- **Given instruction**
Images excluded, repeat each entry below exactly.

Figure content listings
[Start]

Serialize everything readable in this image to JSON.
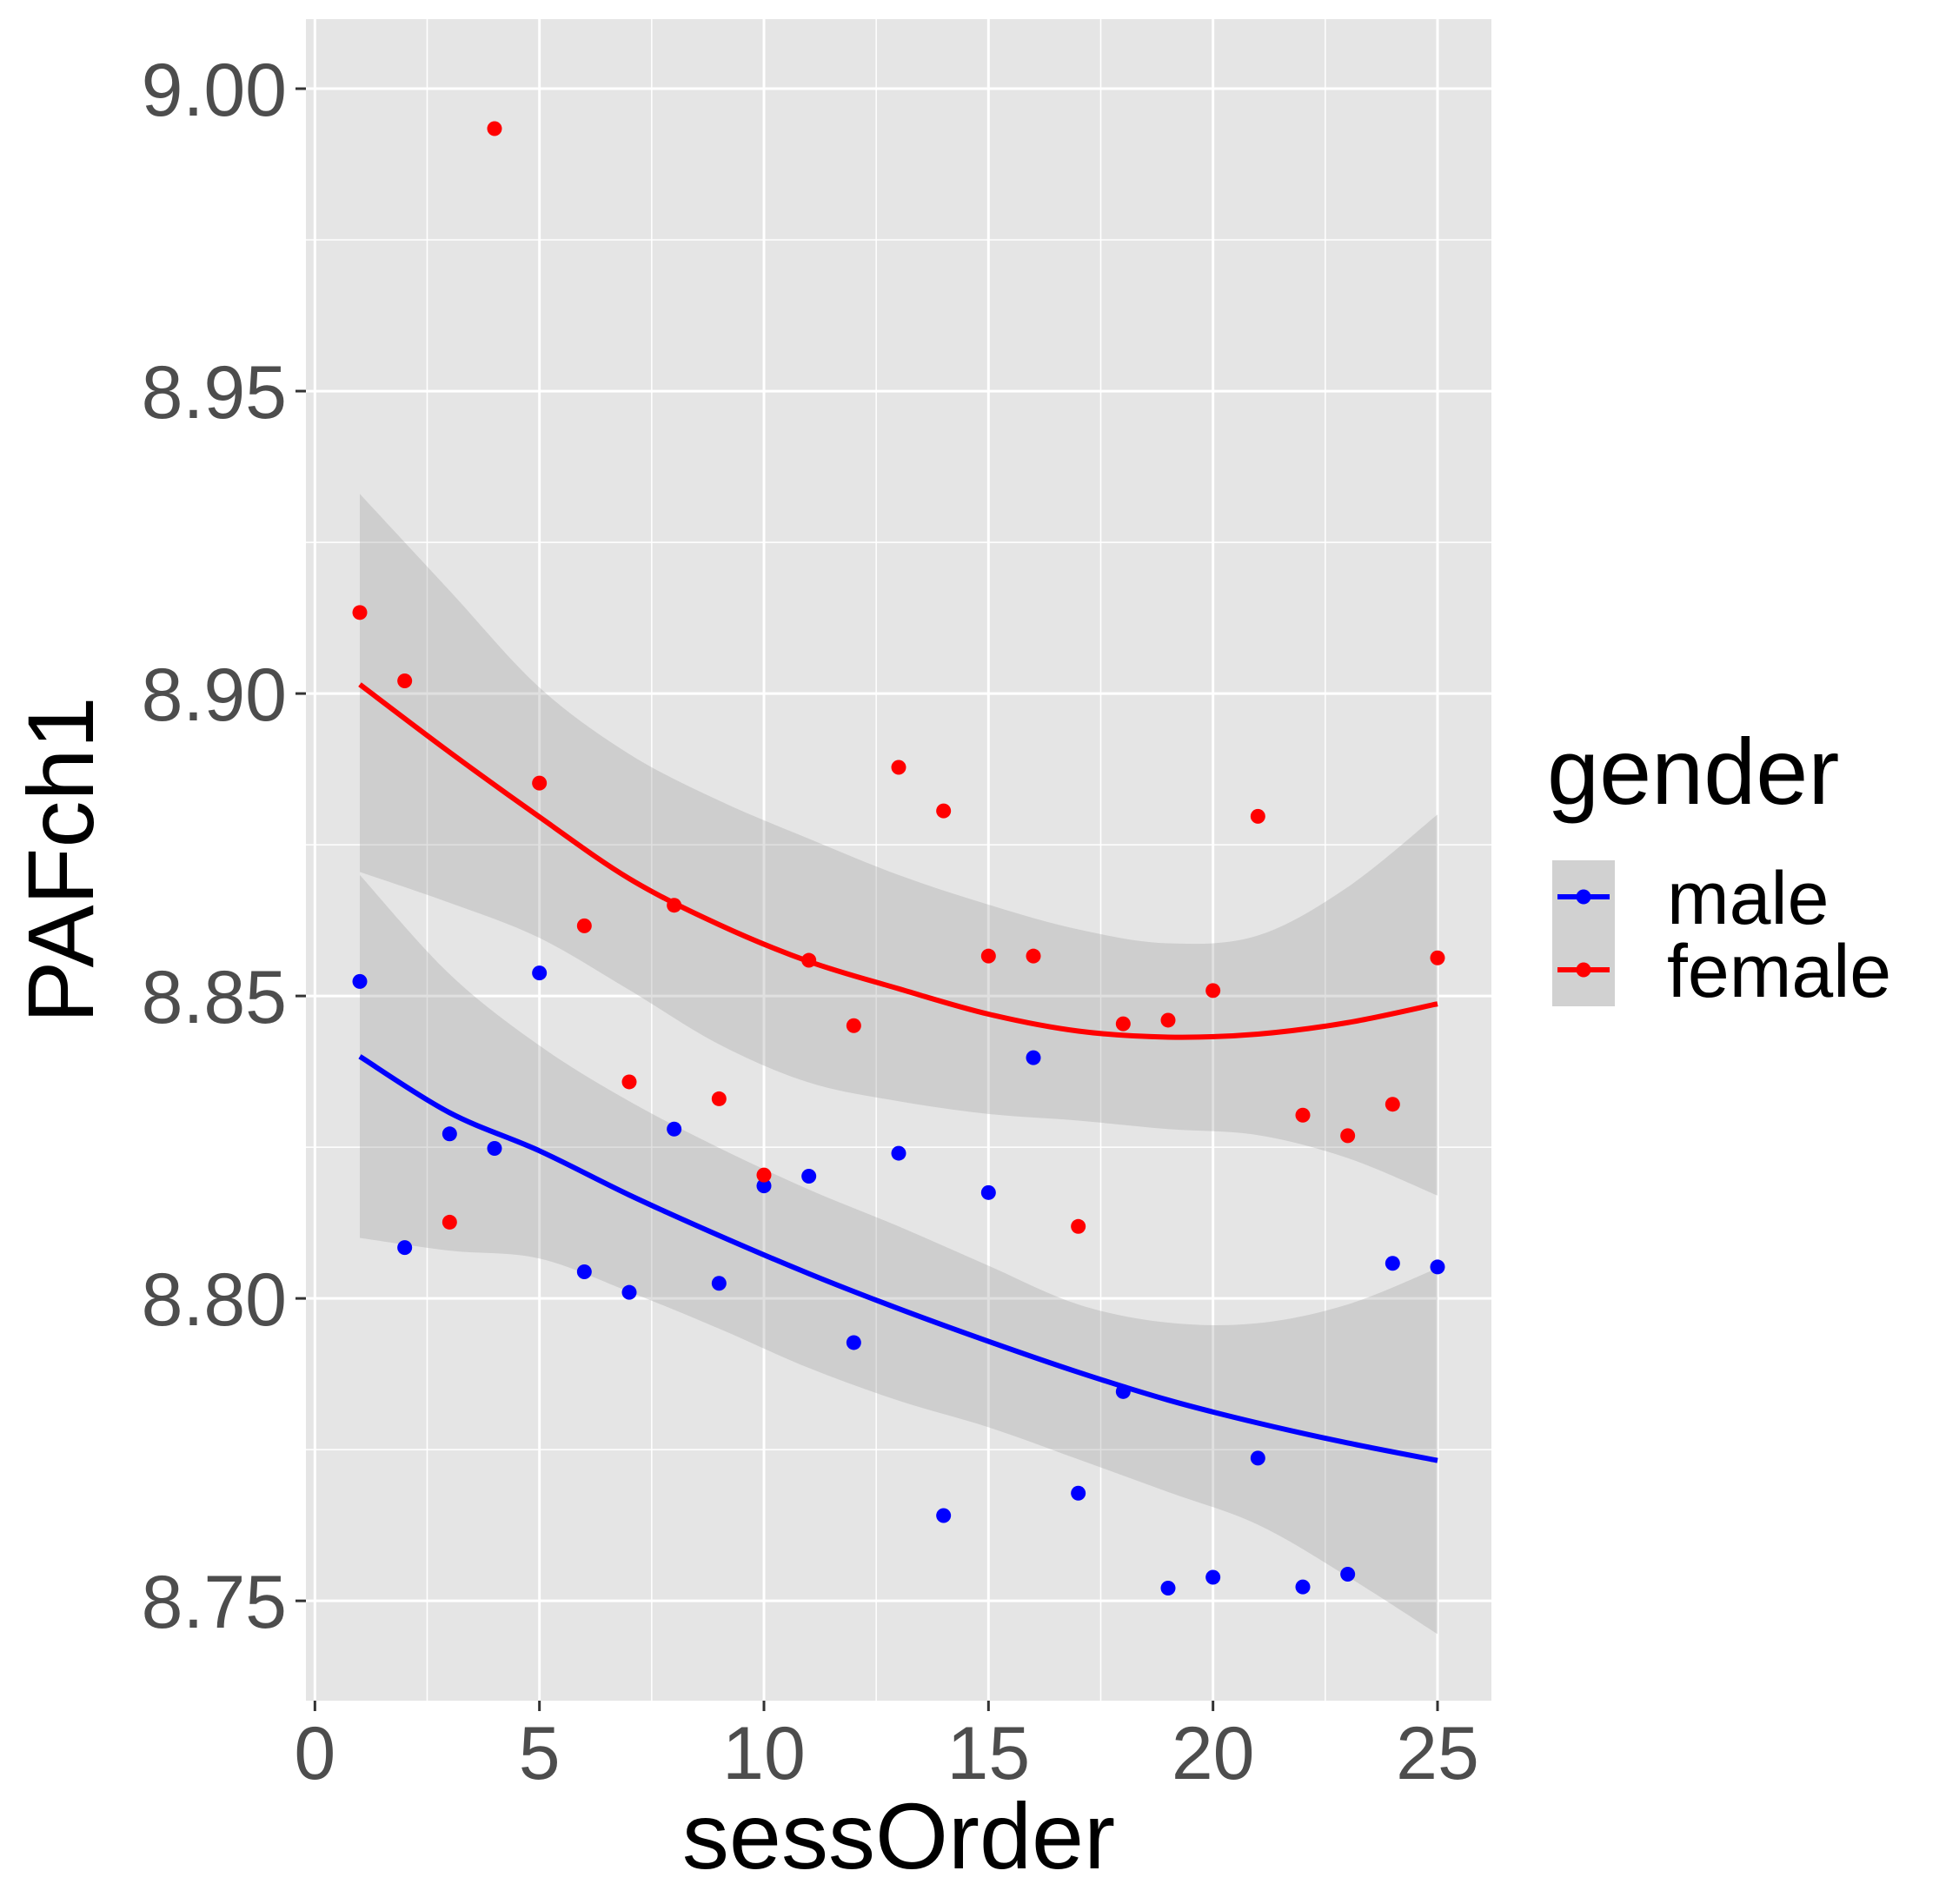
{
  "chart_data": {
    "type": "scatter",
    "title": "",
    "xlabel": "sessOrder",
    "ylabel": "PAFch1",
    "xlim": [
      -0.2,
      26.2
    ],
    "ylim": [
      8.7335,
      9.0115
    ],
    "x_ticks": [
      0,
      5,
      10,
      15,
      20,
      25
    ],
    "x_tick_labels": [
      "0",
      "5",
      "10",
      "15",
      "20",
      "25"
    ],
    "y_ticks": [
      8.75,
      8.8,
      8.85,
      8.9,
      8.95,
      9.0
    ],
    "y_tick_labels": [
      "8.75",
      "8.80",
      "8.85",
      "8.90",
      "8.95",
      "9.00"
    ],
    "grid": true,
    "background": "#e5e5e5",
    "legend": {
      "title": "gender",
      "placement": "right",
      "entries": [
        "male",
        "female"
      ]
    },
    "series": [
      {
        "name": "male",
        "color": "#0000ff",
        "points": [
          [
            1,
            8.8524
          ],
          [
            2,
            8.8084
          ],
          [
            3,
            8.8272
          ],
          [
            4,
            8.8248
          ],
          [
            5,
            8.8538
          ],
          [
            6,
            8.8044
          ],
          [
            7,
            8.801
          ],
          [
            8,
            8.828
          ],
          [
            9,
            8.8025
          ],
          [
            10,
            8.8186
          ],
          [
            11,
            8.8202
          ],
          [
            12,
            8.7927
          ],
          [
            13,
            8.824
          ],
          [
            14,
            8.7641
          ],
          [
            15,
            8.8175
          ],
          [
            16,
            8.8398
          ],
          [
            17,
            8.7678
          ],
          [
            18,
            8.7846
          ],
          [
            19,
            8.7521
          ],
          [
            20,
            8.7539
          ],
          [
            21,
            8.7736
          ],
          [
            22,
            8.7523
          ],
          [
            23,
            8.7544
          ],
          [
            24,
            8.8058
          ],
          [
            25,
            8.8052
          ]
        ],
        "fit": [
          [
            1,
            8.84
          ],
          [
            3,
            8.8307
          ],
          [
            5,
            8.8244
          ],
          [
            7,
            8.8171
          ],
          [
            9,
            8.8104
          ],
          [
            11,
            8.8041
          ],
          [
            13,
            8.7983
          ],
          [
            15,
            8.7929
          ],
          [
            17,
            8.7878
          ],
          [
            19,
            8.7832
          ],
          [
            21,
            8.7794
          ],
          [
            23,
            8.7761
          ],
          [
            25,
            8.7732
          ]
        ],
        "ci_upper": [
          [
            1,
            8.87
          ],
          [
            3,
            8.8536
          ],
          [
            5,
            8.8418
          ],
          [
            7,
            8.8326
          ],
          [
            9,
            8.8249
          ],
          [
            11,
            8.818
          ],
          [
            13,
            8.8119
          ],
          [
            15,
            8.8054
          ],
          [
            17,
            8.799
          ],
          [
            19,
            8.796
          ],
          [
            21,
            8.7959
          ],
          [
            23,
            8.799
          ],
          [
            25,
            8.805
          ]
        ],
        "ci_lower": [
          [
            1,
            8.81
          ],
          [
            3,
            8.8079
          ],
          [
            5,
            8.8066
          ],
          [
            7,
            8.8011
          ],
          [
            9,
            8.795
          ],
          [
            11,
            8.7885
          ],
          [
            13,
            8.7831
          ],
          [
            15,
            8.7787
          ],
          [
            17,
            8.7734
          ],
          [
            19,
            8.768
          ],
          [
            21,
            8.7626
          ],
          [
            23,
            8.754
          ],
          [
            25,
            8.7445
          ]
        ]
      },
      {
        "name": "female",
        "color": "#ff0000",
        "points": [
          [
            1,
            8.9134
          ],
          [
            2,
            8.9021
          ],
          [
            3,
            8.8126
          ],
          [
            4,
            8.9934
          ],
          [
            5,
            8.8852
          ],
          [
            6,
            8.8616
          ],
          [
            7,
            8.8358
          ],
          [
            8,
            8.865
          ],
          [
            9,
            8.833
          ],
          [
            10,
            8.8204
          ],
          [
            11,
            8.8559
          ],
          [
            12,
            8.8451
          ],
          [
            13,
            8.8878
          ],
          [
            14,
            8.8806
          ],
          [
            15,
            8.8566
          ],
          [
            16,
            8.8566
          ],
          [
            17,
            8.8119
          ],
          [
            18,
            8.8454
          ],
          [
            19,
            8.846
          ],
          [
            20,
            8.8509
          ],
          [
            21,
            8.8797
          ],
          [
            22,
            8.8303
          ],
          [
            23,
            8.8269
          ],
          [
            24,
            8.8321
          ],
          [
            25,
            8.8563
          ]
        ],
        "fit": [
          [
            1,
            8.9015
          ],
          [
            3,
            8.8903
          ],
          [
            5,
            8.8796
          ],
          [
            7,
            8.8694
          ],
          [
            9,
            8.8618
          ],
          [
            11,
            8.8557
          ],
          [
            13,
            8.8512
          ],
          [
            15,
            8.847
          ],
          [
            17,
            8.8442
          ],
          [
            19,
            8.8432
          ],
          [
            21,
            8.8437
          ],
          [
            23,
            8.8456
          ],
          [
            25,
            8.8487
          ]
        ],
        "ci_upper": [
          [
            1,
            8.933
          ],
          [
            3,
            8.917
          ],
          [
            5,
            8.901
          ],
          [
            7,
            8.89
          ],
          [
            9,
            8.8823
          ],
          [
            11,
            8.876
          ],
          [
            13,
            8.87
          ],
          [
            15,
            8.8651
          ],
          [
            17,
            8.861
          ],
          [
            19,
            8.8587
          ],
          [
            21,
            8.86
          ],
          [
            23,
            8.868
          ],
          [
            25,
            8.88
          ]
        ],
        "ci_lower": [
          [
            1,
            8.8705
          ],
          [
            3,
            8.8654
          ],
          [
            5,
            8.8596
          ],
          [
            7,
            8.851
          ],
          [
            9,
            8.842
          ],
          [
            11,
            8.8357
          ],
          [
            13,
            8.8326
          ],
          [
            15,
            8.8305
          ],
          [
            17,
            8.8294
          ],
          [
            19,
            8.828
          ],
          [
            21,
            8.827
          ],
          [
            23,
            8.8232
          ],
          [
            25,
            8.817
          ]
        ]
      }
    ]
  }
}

[End]

- **Solved problem**
Serialize everything readable in this image to JSON.
{
  "chart_data": {
    "type": "scatter",
    "title": "",
    "xlabel": "sessOrder",
    "ylabel": "PAFch1",
    "xlim": [
      -0.2,
      26.2
    ],
    "ylim": [
      8.7335,
      9.0115
    ],
    "x_ticks": [
      0,
      5,
      10,
      15,
      20,
      25
    ],
    "x_tick_labels": [
      "0",
      "5",
      "10",
      "15",
      "20",
      "25"
    ],
    "y_ticks": [
      8.75,
      8.8,
      8.85,
      8.9,
      8.95,
      9.0
    ],
    "y_tick_labels": [
      "8.75",
      "8.80",
      "8.85",
      "8.90",
      "8.95",
      "9.00"
    ],
    "grid": true,
    "background": "#e5e5e5",
    "legend": {
      "title": "gender",
      "placement": "right",
      "entries": [
        "male",
        "female"
      ]
    },
    "series": [
      {
        "name": "male",
        "color": "#0000ff",
        "points": [
          [
            1,
            8.8524
          ],
          [
            2,
            8.8084
          ],
          [
            3,
            8.8272
          ],
          [
            4,
            8.8248
          ],
          [
            5,
            8.8538
          ],
          [
            6,
            8.8044
          ],
          [
            7,
            8.801
          ],
          [
            8,
            8.828
          ],
          [
            9,
            8.8025
          ],
          [
            10,
            8.8186
          ],
          [
            11,
            8.8202
          ],
          [
            12,
            8.7927
          ],
          [
            13,
            8.824
          ],
          [
            14,
            8.7641
          ],
          [
            15,
            8.8175
          ],
          [
            16,
            8.8398
          ],
          [
            17,
            8.7678
          ],
          [
            18,
            8.7846
          ],
          [
            19,
            8.7521
          ],
          [
            20,
            8.7539
          ],
          [
            21,
            8.7736
          ],
          [
            22,
            8.7523
          ],
          [
            23,
            8.7544
          ],
          [
            24,
            8.8058
          ],
          [
            25,
            8.8052
          ]
        ],
        "fit": [
          [
            1,
            8.84
          ],
          [
            3,
            8.8307
          ],
          [
            5,
            8.8244
          ],
          [
            7,
            8.8171
          ],
          [
            9,
            8.8104
          ],
          [
            11,
            8.8041
          ],
          [
            13,
            8.7983
          ],
          [
            15,
            8.7929
          ],
          [
            17,
            8.7878
          ],
          [
            19,
            8.7832
          ],
          [
            21,
            8.7794
          ],
          [
            23,
            8.7761
          ],
          [
            25,
            8.7732
          ]
        ],
        "ci_upper": [
          [
            1,
            8.87
          ],
          [
            3,
            8.8536
          ],
          [
            5,
            8.8418
          ],
          [
            7,
            8.8326
          ],
          [
            9,
            8.8249
          ],
          [
            11,
            8.818
          ],
          [
            13,
            8.8119
          ],
          [
            15,
            8.8054
          ],
          [
            17,
            8.799
          ],
          [
            19,
            8.796
          ],
          [
            21,
            8.7959
          ],
          [
            23,
            8.799
          ],
          [
            25,
            8.805
          ]
        ],
        "ci_lower": [
          [
            1,
            8.81
          ],
          [
            3,
            8.8079
          ],
          [
            5,
            8.8066
          ],
          [
            7,
            8.8011
          ],
          [
            9,
            8.795
          ],
          [
            11,
            8.7885
          ],
          [
            13,
            8.7831
          ],
          [
            15,
            8.7787
          ],
          [
            17,
            8.7734
          ],
          [
            19,
            8.768
          ],
          [
            21,
            8.7626
          ],
          [
            23,
            8.754
          ],
          [
            25,
            8.7445
          ]
        ]
      },
      {
        "name": "female",
        "color": "#ff0000",
        "points": [
          [
            1,
            8.9134
          ],
          [
            2,
            8.9021
          ],
          [
            3,
            8.8126
          ],
          [
            4,
            8.9934
          ],
          [
            5,
            8.8852
          ],
          [
            6,
            8.8616
          ],
          [
            7,
            8.8358
          ],
          [
            8,
            8.865
          ],
          [
            9,
            8.833
          ],
          [
            10,
            8.8204
          ],
          [
            11,
            8.8559
          ],
          [
            12,
            8.8451
          ],
          [
            13,
            8.8878
          ],
          [
            14,
            8.8806
          ],
          [
            15,
            8.8566
          ],
          [
            16,
            8.8566
          ],
          [
            17,
            8.8119
          ],
          [
            18,
            8.8454
          ],
          [
            19,
            8.846
          ],
          [
            20,
            8.8509
          ],
          [
            21,
            8.8797
          ],
          [
            22,
            8.8303
          ],
          [
            23,
            8.8269
          ],
          [
            24,
            8.8321
          ],
          [
            25,
            8.8563
          ]
        ],
        "fit": [
          [
            1,
            8.9015
          ],
          [
            3,
            8.8903
          ],
          [
            5,
            8.8796
          ],
          [
            7,
            8.8694
          ],
          [
            9,
            8.8618
          ],
          [
            11,
            8.8557
          ],
          [
            13,
            8.8512
          ],
          [
            15,
            8.847
          ],
          [
            17,
            8.8442
          ],
          [
            19,
            8.8432
          ],
          [
            21,
            8.8437
          ],
          [
            23,
            8.8456
          ],
          [
            25,
            8.8487
          ]
        ],
        "ci_upper": [
          [
            1,
            8.933
          ],
          [
            3,
            8.917
          ],
          [
            5,
            8.901
          ],
          [
            7,
            8.89
          ],
          [
            9,
            8.8823
          ],
          [
            11,
            8.876
          ],
          [
            13,
            8.87
          ],
          [
            15,
            8.8651
          ],
          [
            17,
            8.861
          ],
          [
            19,
            8.8587
          ],
          [
            21,
            8.86
          ],
          [
            23,
            8.868
          ],
          [
            25,
            8.88
          ]
        ],
        "ci_lower": [
          [
            1,
            8.8705
          ],
          [
            3,
            8.8654
          ],
          [
            5,
            8.8596
          ],
          [
            7,
            8.851
          ],
          [
            9,
            8.842
          ],
          [
            11,
            8.8357
          ],
          [
            13,
            8.8326
          ],
          [
            15,
            8.8305
          ],
          [
            17,
            8.8294
          ],
          [
            19,
            8.828
          ],
          [
            21,
            8.827
          ],
          [
            23,
            8.8232
          ],
          [
            25,
            8.817
          ]
        ]
      }
    ]
  }
}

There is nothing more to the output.